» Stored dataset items
BEGIN
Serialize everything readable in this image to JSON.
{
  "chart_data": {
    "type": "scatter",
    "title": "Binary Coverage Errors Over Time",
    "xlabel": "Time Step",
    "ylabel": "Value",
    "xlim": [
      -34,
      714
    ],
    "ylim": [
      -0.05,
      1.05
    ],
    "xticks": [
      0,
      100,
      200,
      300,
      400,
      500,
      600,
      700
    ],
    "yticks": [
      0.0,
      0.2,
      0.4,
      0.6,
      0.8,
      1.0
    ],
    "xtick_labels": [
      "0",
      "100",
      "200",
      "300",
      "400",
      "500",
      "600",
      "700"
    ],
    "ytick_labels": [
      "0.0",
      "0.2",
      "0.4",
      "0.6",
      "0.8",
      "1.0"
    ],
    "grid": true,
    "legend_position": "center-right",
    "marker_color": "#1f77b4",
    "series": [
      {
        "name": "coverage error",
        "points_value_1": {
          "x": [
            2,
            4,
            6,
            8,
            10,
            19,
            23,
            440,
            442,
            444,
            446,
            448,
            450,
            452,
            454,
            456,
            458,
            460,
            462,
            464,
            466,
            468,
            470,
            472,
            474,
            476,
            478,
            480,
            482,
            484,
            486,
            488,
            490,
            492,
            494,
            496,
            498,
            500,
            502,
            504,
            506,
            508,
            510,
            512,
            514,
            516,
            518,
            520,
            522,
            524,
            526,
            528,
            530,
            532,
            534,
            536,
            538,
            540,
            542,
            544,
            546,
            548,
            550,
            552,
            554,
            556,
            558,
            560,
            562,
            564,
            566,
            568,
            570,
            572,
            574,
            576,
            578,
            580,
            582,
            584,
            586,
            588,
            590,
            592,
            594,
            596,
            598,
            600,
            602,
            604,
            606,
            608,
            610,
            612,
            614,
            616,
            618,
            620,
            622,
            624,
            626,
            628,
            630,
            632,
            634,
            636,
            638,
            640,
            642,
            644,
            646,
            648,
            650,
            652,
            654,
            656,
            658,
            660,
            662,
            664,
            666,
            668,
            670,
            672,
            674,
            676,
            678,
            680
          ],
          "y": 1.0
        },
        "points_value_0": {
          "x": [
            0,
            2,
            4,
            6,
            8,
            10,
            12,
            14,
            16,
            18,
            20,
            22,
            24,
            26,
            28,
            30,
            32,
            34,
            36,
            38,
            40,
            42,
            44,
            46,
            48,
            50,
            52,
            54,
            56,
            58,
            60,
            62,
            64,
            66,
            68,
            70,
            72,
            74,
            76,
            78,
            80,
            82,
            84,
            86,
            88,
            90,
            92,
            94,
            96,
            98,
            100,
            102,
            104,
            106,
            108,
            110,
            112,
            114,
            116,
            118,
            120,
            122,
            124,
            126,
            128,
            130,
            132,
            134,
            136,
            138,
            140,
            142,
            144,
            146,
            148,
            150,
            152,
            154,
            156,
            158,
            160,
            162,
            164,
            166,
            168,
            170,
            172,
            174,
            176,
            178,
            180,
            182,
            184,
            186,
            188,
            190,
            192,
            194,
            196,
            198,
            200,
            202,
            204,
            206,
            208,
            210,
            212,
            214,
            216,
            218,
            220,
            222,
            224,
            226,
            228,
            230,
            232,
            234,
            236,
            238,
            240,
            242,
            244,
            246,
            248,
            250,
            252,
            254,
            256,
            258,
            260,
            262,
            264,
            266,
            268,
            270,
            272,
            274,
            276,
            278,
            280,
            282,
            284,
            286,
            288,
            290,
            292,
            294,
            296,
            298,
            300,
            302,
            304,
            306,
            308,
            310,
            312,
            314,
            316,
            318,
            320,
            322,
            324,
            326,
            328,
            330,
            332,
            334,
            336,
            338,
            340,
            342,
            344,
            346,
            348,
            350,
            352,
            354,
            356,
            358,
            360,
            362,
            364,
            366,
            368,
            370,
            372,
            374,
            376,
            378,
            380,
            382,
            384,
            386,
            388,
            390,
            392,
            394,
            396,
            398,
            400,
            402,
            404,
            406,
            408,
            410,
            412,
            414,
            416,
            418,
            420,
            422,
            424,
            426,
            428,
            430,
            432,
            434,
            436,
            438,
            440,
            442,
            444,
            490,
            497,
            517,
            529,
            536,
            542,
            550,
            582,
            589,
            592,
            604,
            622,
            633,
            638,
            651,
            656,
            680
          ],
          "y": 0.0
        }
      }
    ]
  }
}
END
» Exercise goal
Each line of the material should be duplicated exactly, please.

» Exercise result
Serialize everything readable in this image to JSON.
{
  "chart_data": {
    "type": "scatter",
    "title": "Binary Coverage Errors Over Time",
    "xlabel": "Time Step",
    "ylabel": "Value",
    "xlim": [
      -34,
      714
    ],
    "ylim": [
      -0.05,
      1.05
    ],
    "xticks": [
      0,
      100,
      200,
      300,
      400,
      500,
      600,
      700
    ],
    "yticks": [
      0.0,
      0.2,
      0.4,
      0.6,
      0.8,
      1.0
    ],
    "xtick_labels": [
      "0",
      "100",
      "200",
      "300",
      "400",
      "500",
      "600",
      "700"
    ],
    "ytick_labels": [
      "0.0",
      "0.2",
      "0.4",
      "0.6",
      "0.8",
      "1.0"
    ],
    "grid": true,
    "legend_position": "center-right",
    "marker_color": "#1f77b4",
    "series": [
      {
        "name": "coverage error",
        "points_value_1": {
          "x": [
            2,
            4,
            6,
            8,
            10,
            19,
            23,
            440,
            442,
            444,
            446,
            448,
            450,
            452,
            454,
            456,
            458,
            460,
            462,
            464,
            466,
            468,
            470,
            472,
            474,
            476,
            478,
            480,
            482,
            484,
            486,
            488,
            490,
            492,
            494,
            496,
            498,
            500,
            502,
            504,
            506,
            508,
            510,
            512,
            514,
            516,
            518,
            520,
            522,
            524,
            526,
            528,
            530,
            532,
            534,
            536,
            538,
            540,
            542,
            544,
            546,
            548,
            550,
            552,
            554,
            556,
            558,
            560,
            562,
            564,
            566,
            568,
            570,
            572,
            574,
            576,
            578,
            580,
            582,
            584,
            586,
            588,
            590,
            592,
            594,
            596,
            598,
            600,
            602,
            604,
            606,
            608,
            610,
            612,
            614,
            616,
            618,
            620,
            622,
            624,
            626,
            628,
            630,
            632,
            634,
            636,
            638,
            640,
            642,
            644,
            646,
            648,
            650,
            652,
            654,
            656,
            658,
            660,
            662,
            664,
            666,
            668,
            670,
            672,
            674,
            676,
            678,
            680
          ],
          "y": 1.0
        },
        "points_value_0": {
          "x": [
            0,
            2,
            4,
            6,
            8,
            10,
            12,
            14,
            16,
            18,
            20,
            22,
            24,
            26,
            28,
            30,
            32,
            34,
            36,
            38,
            40,
            42,
            44,
            46,
            48,
            50,
            52,
            54,
            56,
            58,
            60,
            62,
            64,
            66,
            68,
            70,
            72,
            74,
            76,
            78,
            80,
            82,
            84,
            86,
            88,
            90,
            92,
            94,
            96,
            98,
            100,
            102,
            104,
            106,
            108,
            110,
            112,
            114,
            116,
            118,
            120,
            122,
            124,
            126,
            128,
            130,
            132,
            134,
            136,
            138,
            140,
            142,
            144,
            146,
            148,
            150,
            152,
            154,
            156,
            158,
            160,
            162,
            164,
            166,
            168,
            170,
            172,
            174,
            176,
            178,
            180,
            182,
            184,
            186,
            188,
            190,
            192,
            194,
            196,
            198,
            200,
            202,
            204,
            206,
            208,
            210,
            212,
            214,
            216,
            218,
            220,
            222,
            224,
            226,
            228,
            230,
            232,
            234,
            236,
            238,
            240,
            242,
            244,
            246,
            248,
            250,
            252,
            254,
            256,
            258,
            260,
            262,
            264,
            266,
            268,
            270,
            272,
            274,
            276,
            278,
            280,
            282,
            284,
            286,
            288,
            290,
            292,
            294,
            296,
            298,
            300,
            302,
            304,
            306,
            308,
            310,
            312,
            314,
            316,
            318,
            320,
            322,
            324,
            326,
            328,
            330,
            332,
            334,
            336,
            338,
            340,
            342,
            344,
            346,
            348,
            350,
            352,
            354,
            356,
            358,
            360,
            362,
            364,
            366,
            368,
            370,
            372,
            374,
            376,
            378,
            380,
            382,
            384,
            386,
            388,
            390,
            392,
            394,
            396,
            398,
            400,
            402,
            404,
            406,
            408,
            410,
            412,
            414,
            416,
            418,
            420,
            422,
            424,
            426,
            428,
            430,
            432,
            434,
            436,
            438,
            440,
            442,
            444,
            490,
            497,
            517,
            529,
            536,
            542,
            550,
            582,
            589,
            592,
            604,
            622,
            633,
            638,
            651,
            656,
            680
          ],
          "y": 0.0
        }
      }
    ]
  }
}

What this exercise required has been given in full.